[START]
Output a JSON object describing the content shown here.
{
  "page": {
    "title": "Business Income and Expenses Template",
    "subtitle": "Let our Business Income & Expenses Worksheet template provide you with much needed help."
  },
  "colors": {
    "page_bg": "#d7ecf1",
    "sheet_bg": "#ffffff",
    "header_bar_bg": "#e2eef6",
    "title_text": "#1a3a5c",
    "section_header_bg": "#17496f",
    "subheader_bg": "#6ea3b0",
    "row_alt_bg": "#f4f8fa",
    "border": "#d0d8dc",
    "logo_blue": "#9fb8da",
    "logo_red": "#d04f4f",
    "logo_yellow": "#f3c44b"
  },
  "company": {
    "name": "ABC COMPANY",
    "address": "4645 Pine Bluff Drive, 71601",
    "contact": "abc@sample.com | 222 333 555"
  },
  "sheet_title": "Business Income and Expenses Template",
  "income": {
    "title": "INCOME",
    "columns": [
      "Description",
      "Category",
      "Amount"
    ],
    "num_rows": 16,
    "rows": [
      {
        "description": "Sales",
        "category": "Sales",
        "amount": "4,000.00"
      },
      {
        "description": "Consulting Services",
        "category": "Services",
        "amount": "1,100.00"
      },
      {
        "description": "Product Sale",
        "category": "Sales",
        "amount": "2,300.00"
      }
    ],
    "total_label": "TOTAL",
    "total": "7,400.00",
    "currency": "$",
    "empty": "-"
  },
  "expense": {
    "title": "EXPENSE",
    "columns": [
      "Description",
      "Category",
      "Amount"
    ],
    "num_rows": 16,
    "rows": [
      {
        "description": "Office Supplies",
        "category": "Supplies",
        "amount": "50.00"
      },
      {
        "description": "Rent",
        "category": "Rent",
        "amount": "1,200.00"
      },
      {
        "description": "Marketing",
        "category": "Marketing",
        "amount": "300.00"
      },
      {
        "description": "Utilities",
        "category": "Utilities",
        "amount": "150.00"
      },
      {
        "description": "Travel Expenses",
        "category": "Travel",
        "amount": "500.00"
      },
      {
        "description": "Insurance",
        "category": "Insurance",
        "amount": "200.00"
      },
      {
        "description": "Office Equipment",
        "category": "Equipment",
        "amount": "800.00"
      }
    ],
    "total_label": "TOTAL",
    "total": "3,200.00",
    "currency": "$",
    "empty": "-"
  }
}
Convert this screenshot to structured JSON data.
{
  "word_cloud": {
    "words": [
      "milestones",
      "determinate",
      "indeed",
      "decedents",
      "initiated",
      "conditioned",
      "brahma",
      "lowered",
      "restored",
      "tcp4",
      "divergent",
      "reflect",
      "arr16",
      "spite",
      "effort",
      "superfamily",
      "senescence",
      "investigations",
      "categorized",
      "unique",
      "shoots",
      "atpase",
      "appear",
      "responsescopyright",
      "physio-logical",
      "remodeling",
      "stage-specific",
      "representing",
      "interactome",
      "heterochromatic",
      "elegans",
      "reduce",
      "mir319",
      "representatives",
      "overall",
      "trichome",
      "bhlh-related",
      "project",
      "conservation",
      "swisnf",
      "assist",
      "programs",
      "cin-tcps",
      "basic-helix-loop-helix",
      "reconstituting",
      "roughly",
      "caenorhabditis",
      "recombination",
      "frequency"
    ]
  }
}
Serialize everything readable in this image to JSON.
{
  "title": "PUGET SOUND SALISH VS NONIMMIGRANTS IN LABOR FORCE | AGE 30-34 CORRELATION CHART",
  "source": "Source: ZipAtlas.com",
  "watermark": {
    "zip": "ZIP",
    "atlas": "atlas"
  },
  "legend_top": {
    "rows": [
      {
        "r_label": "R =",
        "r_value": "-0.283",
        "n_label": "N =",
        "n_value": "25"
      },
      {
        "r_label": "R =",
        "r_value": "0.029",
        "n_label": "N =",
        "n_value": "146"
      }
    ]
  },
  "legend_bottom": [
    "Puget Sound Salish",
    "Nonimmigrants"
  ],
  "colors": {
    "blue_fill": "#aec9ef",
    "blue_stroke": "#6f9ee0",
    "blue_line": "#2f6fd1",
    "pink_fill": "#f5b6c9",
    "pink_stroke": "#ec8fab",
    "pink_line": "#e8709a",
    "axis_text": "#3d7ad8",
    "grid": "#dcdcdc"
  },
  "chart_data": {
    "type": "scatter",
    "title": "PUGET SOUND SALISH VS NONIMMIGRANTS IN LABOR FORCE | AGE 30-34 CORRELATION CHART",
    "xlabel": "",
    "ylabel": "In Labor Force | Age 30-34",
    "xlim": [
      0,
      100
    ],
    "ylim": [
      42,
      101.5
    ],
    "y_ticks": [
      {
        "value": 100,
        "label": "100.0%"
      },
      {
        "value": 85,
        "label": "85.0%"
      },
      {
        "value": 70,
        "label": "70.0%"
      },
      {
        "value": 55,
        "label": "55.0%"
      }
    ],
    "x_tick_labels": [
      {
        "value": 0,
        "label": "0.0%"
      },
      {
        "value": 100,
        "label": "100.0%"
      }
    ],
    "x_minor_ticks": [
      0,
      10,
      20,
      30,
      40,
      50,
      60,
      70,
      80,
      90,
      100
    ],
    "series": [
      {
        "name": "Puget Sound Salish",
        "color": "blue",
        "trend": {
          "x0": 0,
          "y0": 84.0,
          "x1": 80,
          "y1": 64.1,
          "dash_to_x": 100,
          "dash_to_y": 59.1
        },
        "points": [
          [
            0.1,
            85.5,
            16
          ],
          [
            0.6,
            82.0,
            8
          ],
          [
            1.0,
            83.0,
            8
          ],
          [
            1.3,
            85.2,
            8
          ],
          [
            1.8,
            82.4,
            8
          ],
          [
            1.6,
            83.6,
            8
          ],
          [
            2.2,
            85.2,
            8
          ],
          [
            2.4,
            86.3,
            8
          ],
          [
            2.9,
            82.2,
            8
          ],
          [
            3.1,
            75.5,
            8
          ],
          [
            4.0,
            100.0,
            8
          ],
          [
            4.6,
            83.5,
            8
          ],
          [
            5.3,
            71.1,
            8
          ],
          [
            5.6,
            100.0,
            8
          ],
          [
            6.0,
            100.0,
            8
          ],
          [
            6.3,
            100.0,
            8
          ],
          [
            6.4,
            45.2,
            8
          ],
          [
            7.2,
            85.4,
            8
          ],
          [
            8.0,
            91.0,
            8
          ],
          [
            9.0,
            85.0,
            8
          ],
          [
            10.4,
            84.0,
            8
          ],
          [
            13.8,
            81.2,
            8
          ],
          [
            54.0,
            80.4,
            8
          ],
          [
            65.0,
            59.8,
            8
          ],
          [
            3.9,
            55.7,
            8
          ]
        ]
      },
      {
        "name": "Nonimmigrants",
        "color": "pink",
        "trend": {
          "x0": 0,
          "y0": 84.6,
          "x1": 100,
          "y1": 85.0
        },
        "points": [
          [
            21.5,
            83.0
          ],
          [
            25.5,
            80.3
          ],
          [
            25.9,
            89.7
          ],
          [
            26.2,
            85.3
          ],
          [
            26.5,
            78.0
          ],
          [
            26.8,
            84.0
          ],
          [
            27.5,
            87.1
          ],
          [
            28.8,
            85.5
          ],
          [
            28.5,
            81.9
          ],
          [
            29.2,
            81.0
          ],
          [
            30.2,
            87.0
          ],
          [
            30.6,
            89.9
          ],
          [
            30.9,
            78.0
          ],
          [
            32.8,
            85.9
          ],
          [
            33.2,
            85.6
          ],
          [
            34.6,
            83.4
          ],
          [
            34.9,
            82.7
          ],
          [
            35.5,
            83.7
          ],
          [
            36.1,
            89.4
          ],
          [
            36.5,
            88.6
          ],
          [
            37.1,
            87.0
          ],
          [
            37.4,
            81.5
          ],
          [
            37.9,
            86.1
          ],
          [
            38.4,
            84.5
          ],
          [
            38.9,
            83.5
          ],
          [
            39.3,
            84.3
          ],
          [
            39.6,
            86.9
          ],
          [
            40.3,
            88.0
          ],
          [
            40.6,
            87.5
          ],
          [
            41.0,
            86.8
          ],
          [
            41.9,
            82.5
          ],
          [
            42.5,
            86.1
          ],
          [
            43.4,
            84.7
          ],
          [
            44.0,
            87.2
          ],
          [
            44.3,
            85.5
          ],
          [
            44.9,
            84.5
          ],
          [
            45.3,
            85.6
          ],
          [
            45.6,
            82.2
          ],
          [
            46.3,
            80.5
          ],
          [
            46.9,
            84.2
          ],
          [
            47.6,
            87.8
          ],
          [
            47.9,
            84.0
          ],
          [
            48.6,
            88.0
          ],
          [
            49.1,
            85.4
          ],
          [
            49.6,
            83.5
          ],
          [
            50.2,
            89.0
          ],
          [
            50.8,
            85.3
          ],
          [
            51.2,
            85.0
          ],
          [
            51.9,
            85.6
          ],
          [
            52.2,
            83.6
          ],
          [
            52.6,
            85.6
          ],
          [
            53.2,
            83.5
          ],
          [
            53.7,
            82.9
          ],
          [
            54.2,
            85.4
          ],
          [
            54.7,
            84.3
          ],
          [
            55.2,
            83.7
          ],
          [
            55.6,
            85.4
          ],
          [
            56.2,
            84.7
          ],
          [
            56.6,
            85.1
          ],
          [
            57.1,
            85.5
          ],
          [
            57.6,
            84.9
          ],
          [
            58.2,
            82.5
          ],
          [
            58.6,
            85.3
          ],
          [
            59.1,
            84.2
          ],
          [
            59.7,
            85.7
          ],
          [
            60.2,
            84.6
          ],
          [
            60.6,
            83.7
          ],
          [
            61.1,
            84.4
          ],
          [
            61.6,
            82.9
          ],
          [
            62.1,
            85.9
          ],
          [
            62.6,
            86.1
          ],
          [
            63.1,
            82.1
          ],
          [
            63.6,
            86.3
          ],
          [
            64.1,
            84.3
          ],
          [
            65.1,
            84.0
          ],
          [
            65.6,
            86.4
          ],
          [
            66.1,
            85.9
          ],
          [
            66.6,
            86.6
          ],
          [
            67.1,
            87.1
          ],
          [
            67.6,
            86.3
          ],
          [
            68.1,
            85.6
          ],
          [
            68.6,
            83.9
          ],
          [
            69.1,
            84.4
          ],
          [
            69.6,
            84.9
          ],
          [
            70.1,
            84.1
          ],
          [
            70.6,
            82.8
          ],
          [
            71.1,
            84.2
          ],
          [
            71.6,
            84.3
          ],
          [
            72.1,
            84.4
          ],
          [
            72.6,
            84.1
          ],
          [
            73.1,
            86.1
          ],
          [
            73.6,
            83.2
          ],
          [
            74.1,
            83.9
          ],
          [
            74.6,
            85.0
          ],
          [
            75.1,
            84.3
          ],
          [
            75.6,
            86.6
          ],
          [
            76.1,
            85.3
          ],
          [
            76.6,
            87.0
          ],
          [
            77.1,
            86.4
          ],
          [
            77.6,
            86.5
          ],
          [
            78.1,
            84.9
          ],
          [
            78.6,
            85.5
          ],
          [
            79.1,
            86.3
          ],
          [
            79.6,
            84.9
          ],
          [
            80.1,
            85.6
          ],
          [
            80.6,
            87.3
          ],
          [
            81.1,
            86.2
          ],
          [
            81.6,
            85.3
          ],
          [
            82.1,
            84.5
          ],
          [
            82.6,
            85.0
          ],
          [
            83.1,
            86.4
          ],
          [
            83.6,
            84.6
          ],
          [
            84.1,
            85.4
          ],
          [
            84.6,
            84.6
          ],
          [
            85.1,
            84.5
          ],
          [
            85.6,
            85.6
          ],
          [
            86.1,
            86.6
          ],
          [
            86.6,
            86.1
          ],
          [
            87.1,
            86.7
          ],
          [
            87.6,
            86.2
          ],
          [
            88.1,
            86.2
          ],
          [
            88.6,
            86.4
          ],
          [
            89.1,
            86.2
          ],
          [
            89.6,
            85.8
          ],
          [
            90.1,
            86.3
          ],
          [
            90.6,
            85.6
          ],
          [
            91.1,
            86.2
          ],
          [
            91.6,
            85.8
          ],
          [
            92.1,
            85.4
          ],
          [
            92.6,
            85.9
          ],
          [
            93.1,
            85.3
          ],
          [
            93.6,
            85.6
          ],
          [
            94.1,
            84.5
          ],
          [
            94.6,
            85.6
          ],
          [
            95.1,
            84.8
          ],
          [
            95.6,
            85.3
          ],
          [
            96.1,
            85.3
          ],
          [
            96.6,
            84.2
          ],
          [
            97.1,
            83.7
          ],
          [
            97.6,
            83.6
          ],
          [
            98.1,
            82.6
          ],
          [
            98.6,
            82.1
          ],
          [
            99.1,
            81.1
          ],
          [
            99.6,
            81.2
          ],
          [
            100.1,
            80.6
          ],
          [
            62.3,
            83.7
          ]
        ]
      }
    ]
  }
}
[END]
# Written instruction
Copy each line of the records containing the string "this".

# Solution to the problem
Convert this screenshot to structured JSON data.
Serialize everything readable in this image to JSON.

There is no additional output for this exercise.